Job >> Below are the records; pull every line that includes "paper".

Collected data entries >>
- - - - -

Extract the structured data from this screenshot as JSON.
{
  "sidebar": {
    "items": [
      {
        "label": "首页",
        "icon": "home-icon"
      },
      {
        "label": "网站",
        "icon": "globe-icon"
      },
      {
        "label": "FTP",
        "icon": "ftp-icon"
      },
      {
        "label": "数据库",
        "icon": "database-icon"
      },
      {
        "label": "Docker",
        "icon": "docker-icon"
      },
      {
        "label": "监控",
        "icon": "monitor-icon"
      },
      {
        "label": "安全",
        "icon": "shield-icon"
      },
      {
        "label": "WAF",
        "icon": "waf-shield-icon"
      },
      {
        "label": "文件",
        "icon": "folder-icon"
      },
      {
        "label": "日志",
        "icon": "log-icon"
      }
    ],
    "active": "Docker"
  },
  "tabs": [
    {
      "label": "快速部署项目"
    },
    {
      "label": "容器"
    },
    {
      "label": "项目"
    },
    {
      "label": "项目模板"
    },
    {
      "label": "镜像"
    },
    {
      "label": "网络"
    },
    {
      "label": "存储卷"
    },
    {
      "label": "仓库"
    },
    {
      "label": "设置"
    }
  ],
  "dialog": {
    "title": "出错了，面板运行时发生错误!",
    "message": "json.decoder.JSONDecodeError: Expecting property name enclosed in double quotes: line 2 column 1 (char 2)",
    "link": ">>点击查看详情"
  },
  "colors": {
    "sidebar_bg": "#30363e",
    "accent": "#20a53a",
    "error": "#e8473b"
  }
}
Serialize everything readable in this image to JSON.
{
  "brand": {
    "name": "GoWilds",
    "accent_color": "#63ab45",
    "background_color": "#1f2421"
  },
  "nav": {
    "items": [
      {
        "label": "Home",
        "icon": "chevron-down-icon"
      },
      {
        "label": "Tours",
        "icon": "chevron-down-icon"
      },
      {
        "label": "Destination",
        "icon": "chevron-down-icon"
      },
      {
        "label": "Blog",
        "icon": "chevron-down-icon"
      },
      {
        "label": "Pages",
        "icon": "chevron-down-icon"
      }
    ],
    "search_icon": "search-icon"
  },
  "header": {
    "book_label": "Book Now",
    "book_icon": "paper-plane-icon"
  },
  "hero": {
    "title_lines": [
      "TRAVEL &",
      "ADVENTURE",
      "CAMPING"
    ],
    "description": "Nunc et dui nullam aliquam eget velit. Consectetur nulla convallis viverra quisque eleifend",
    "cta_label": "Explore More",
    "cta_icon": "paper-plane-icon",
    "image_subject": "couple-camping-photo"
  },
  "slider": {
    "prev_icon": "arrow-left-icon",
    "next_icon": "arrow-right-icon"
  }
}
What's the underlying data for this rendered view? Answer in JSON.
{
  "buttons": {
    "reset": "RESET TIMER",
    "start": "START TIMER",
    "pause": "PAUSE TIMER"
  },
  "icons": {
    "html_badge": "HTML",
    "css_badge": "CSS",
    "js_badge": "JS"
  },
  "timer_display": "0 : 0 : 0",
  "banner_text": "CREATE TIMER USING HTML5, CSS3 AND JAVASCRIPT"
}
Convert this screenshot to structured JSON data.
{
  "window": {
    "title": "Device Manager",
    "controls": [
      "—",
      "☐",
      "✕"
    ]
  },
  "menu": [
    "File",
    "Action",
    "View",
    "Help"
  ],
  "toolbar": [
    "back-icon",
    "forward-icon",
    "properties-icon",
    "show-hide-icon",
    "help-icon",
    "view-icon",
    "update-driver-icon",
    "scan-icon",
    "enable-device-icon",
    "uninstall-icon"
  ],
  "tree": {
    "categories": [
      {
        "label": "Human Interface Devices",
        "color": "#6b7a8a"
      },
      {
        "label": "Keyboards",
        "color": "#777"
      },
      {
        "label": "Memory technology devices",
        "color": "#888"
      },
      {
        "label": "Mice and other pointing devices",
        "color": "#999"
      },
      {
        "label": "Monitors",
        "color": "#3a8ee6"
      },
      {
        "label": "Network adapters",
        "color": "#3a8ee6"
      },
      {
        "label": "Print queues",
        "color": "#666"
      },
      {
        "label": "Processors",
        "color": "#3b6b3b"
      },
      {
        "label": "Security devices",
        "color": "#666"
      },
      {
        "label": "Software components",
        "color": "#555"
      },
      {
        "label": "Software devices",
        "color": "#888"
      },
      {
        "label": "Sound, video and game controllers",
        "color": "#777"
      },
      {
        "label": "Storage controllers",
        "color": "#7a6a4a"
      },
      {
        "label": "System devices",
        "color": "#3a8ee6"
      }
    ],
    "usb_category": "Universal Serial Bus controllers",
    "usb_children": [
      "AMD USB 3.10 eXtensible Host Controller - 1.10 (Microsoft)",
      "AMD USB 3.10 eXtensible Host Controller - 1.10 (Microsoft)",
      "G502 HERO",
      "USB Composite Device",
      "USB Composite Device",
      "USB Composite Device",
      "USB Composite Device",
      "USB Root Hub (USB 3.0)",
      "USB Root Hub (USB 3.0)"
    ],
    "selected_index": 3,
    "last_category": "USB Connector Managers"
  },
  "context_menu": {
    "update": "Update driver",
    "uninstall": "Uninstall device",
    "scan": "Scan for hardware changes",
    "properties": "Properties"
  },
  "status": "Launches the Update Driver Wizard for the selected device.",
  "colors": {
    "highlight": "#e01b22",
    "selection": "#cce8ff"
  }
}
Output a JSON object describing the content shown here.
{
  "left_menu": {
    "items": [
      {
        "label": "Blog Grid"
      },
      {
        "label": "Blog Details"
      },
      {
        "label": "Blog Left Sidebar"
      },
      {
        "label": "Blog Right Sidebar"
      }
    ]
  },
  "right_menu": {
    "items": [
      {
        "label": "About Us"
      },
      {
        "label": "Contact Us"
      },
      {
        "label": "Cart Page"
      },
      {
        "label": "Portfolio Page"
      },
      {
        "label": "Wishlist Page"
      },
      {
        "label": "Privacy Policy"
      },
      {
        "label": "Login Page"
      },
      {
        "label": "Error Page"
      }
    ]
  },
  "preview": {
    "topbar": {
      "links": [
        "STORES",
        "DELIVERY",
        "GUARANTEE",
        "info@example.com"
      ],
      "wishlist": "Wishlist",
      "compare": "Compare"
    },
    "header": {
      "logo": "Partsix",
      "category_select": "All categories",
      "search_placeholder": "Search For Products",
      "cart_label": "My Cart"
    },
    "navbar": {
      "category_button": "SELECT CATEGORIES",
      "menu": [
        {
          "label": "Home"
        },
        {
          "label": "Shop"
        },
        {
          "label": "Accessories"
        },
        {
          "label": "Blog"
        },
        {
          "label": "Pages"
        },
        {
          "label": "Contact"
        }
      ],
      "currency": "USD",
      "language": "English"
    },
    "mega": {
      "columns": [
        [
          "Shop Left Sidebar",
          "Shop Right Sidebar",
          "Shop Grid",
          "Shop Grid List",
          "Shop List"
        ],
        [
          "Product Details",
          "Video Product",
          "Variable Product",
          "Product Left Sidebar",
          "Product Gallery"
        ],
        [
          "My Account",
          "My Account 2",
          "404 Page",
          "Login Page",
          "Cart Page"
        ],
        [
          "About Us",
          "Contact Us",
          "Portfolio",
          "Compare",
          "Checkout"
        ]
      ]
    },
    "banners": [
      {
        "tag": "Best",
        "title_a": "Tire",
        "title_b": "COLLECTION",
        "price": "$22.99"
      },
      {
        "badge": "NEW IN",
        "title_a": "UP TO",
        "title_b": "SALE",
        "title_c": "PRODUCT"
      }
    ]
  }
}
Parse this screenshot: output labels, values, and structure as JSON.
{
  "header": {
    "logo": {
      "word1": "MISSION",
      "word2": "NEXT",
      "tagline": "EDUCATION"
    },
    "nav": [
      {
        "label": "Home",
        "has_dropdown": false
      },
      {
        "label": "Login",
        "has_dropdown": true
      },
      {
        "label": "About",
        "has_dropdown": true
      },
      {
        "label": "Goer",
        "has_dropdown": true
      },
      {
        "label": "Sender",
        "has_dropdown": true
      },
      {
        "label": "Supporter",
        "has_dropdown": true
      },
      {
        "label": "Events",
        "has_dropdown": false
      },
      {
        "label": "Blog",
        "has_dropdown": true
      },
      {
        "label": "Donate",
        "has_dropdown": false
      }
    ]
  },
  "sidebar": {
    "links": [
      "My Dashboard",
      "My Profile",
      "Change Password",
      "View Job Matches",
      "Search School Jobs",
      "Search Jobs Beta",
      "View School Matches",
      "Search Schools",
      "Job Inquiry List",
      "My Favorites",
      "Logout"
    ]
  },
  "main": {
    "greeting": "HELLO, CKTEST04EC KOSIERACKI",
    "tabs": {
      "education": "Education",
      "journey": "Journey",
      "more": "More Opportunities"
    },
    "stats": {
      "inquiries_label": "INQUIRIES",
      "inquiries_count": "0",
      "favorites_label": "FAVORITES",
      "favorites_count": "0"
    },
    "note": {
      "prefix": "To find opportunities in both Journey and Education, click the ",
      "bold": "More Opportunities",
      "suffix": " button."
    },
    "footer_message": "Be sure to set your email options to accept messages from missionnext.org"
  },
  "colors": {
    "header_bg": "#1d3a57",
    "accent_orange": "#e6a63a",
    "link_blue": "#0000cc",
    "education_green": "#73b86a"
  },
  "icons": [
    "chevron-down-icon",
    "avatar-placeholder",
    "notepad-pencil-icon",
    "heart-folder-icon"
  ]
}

- - - - -

Right answer >>
    "book_icon": "paper-plane-icon"
    "cta_icon": "paper-plane-icon",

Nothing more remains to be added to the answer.